*Material*.
+ + + +
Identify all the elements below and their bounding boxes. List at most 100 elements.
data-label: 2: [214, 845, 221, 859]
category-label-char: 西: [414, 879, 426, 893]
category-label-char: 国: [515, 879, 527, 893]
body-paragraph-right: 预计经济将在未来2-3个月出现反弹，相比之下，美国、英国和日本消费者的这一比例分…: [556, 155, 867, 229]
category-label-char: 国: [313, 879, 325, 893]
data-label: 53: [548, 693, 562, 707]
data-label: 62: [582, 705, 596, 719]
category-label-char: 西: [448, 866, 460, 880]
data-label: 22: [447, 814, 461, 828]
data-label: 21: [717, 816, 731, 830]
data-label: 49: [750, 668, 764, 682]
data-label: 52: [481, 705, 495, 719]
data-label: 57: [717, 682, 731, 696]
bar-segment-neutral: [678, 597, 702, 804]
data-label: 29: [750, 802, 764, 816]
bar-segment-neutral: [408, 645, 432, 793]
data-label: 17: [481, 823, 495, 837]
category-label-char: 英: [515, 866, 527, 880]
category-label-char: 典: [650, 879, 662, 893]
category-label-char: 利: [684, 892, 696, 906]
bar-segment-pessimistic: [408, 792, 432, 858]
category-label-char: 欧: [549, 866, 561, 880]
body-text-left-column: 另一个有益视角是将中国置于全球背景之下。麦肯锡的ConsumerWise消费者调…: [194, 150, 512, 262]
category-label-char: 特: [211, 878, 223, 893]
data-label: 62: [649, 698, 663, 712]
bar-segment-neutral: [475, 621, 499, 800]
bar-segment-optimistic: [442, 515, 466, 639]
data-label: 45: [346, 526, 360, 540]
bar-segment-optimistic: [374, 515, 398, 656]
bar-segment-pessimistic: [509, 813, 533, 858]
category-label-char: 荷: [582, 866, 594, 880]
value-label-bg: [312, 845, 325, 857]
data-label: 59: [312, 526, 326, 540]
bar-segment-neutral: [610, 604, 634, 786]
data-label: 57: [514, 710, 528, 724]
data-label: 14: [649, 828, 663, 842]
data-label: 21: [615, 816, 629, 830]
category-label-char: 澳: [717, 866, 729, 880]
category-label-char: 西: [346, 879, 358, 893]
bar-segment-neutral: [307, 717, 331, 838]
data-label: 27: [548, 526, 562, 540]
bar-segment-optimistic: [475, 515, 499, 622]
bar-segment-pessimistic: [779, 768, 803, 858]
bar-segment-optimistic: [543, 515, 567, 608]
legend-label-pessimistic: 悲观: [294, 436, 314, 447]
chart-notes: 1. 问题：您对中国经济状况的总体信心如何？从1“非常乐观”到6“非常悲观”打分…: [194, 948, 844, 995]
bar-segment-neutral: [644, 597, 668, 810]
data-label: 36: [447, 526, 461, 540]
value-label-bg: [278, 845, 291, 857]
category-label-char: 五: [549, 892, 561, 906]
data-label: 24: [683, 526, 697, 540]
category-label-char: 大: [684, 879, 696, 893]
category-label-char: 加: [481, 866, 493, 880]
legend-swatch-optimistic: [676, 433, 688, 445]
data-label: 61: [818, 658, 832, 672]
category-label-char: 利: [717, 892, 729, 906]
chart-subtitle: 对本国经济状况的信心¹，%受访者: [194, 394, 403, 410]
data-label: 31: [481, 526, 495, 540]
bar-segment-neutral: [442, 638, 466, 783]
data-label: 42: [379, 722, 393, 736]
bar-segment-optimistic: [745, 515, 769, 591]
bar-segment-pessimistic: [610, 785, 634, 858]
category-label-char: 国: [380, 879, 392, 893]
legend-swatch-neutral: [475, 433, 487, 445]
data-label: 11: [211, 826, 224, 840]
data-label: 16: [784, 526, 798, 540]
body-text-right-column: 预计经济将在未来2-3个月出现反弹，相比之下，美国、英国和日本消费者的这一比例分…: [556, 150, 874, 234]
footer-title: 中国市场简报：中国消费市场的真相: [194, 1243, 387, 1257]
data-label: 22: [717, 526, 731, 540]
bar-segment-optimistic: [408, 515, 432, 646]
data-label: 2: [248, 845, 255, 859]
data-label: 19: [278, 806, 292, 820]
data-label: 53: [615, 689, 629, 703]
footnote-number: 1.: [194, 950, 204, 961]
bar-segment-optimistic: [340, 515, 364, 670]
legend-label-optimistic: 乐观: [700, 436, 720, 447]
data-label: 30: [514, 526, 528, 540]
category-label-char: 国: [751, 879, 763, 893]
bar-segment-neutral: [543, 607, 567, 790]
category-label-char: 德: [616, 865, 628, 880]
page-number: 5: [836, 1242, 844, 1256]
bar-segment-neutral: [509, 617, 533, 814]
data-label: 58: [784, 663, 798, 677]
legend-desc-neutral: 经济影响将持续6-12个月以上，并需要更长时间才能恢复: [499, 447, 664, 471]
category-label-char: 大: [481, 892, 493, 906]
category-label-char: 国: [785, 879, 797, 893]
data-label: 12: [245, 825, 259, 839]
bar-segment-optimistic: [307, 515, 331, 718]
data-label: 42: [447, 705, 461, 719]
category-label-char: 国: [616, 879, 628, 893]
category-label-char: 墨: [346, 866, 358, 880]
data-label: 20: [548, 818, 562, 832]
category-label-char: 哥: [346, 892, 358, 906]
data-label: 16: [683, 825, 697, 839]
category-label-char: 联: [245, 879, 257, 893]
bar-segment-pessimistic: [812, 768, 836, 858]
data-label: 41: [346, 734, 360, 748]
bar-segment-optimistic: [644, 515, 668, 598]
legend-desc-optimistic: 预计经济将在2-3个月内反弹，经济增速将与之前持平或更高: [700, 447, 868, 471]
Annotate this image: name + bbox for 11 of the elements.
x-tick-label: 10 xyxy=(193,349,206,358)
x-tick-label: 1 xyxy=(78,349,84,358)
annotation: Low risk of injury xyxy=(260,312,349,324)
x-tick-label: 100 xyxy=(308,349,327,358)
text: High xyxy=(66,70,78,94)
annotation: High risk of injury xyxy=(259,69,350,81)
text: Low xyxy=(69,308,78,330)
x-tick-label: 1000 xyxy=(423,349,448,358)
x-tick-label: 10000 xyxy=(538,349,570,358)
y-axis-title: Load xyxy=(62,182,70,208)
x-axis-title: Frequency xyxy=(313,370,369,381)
+ + + +
*To do*. Put each line of the material above into a numbered list, skipping any blank lines.

*Final result*.
1. Identify all the elements below and their bounding boxes. List at most 100 elements.
2. data-label: 2: [214, 845, 221, 859]
3. category-label-char: 西: [414, 879, 426, 893]
4. category-label-char: 国: [515, 879, 527, 893]
5. body-paragraph-right: 预计经济将在未来2-3个月出现反弹，相比之下，美国、英国和日本消费者的这一比例分…: [556, 155, 867, 229]
6. category-label-char: 国: [313, 879, 325, 893]
7. data-label: 53: [548, 693, 562, 707]
8. data-label: 62: [582, 705, 596, 719]
9. category-label-char: 西: [448, 866, 460, 880]
10. data-label: 22: [447, 814, 461, 828]
11. data-label: 21: [717, 816, 731, 830]
12. data-label: 49: [750, 668, 764, 682]
13. data-label: 52: [481, 705, 495, 719]
14. data-label: 57: [717, 682, 731, 696]
15. bar-segment-neutral: [678, 597, 702, 804]
16. data-label: 29: [750, 802, 764, 816]
17. bar-segment-neutral: [408, 645, 432, 793]
18. data-label: 17: [481, 823, 495, 837]
19. category-label-char: 英: [515, 866, 527, 880]
20. category-label-char: 典: [650, 879, 662, 893]
21. category-label-char: 利: [684, 892, 696, 906]
22. bar-segment-pessimistic: [408, 792, 432, 858]
23. category-label-char: 欧: [549, 866, 561, 880]
24. body-text-left-column: 另一个有益视角是将中国置于全球背景之下。麦肯锡的ConsumerWise消费者调…: [194, 150, 512, 262]
25. category-label-char: 特: [211, 878, 223, 893]
26. data-label: 62: [649, 698, 663, 712]
27. bar-segment-neutral: [475, 621, 499, 800]
28. bar-segment-optimistic: [442, 515, 466, 639]
29. data-label: 45: [346, 526, 360, 540]
30. bar-segment-optimistic: [374, 515, 398, 656]
31. bar-segment-pessimistic: [509, 813, 533, 858]
32. category-label-char: 荷: [582, 866, 594, 880]
33. value-label-bg: [312, 845, 325, 857]
34. data-label: 59: [312, 526, 326, 540]
35. bar-segment-neutral: [610, 604, 634, 786]
36. data-label: 57: [514, 710, 528, 724]
37. data-label: 14: [649, 828, 663, 842]
38. data-label: 21: [615, 816, 629, 830]
39. category-label-char: 澳: [717, 866, 729, 880]
40. category-label-char: 西: [346, 879, 358, 893]
41. bar-segment-neutral: [307, 717, 331, 838]
42. data-label: 27: [548, 526, 562, 540]
43. bar-segment-optimistic: [475, 515, 499, 622]
44. bar-segment-pessimistic: [779, 768, 803, 858]
45. bar-segment-optimistic: [543, 515, 567, 608]
46. legend-label-pessimistic: 悲观: [294, 436, 314, 447]
47. chart-notes: 1. 问题：您对中国经济状况的总体信心如何？从1“非常乐观”到6“非常悲观”打分…: [194, 948, 844, 995]
48. bar-segment-neutral: [644, 597, 668, 810]
49. data-label: 36: [447, 526, 461, 540]
50. value-label-bg: [278, 845, 291, 857]
51. category-label-char: 五: [549, 892, 561, 906]
52. data-label: 24: [683, 526, 697, 540]
53. category-label-char: 大: [684, 879, 696, 893]
54. category-label-char: 加: [481, 866, 493, 880]
55. legend-swatch-optimistic: [676, 433, 688, 445]
56. data-label: 61: [818, 658, 832, 672]
57. category-label-char: 利: [717, 892, 729, 906]
58. chart-subtitle: 对本国经济状况的信心¹，%受访者: [194, 394, 403, 410]
59. data-label: 31: [481, 526, 495, 540]
60. bar-segment-neutral: [442, 638, 466, 783]
61. data-label: 42: [379, 722, 393, 736]
62. bar-segment-optimistic: [745, 515, 769, 591]
63. bar-segment-pessimistic: [610, 785, 634, 858]
64. category-label-char: 国: [380, 879, 392, 893]
65. legend-swatch-neutral: [475, 433, 487, 445]
66. data-label: 11: [211, 826, 224, 840]
67. data-label: 16: [784, 526, 798, 540]
68. body-text-right-column: 预计经济将在未来2-3个月出现反弹，相比之下，美国、英国和日本消费者的这一比例分…: [556, 150, 874, 234]
69. footer-title: 中国市场简报：中国消费市场的真相: [194, 1243, 387, 1257]
70. data-label: 22: [717, 526, 731, 540]
71. bar-segment-optimistic: [408, 515, 432, 646]
72. data-label: 2: [248, 845, 255, 859]
73. data-label: 19: [278, 806, 292, 820]
74. data-label: 53: [615, 689, 629, 703]
75. footnote-number: 1.: [194, 950, 204, 961]
76. bar-segment-optimistic: [340, 515, 364, 670]
77. legend-label-optimistic: 乐观: [700, 436, 720, 447]
78. data-label: 30: [514, 526, 528, 540]
79. category-label-char: 国: [751, 879, 763, 893]
80. bar-segment-neutral: [543, 607, 567, 790]
81. category-label-char: 德: [616, 865, 628, 880]
82. page-number: 5: [836, 1242, 844, 1256]
83. bar-segment-neutral: [509, 617, 533, 814]
84. data-label: 58: [784, 663, 798, 677]
85. legend-desc-neutral: 经济影响将持续6-12个月以上，并需要更长时间才能恢复: [499, 447, 664, 471]
86. category-label-char: 大: [481, 892, 493, 906]
87. category-label-char: 国: [785, 879, 797, 893]
88. data-label: 12: [245, 825, 259, 839]
89. bar-segment-optimistic: [307, 515, 331, 718]
90. data-label: 42: [447, 705, 461, 719]
91. category-label-char: 国: [616, 879, 628, 893]
92. category-label-char: 墨: [346, 866, 358, 880]
93. data-label: 20: [548, 818, 562, 832]
94. category-label-char: 哥: [346, 892, 358, 906]
95. data-label: 16: [683, 825, 697, 839]
96. category-label-char: 联: [245, 879, 257, 893]
97. bar-segment-pessimistic: [812, 768, 836, 858]
98. data-label: 41: [346, 734, 360, 748]
99. bar-segment-optimistic: [644, 515, 668, 598]
100. legend-desc-optimistic: 预计经济将在2-3个月内反弹，经济增速将与之前持平或更高: [700, 447, 868, 471]
101. Annotate this image: name + bbox for 11 of the elements.
102. x-tick-label: 10 xyxy=(193,349,206,358)
103. x-tick-label: 1 xyxy=(78,349,84,358)
104. annotation: Low risk of injury xyxy=(260,312,349,324)
105. x-tick-label: 100 xyxy=(308,349,327,358)
106. text: High xyxy=(66,70,78,94)
107. annotation: High risk of injury xyxy=(259,69,350,81)
108. text: Low xyxy=(69,308,78,330)
109. x-tick-label: 1000 xyxy=(423,349,448,358)
110. x-tick-label: 10000 xyxy=(538,349,570,358)
111. y-axis-title: Load xyxy=(62,182,70,208)
112. x-axis-title: Frequency xyxy=(313,370,369,381)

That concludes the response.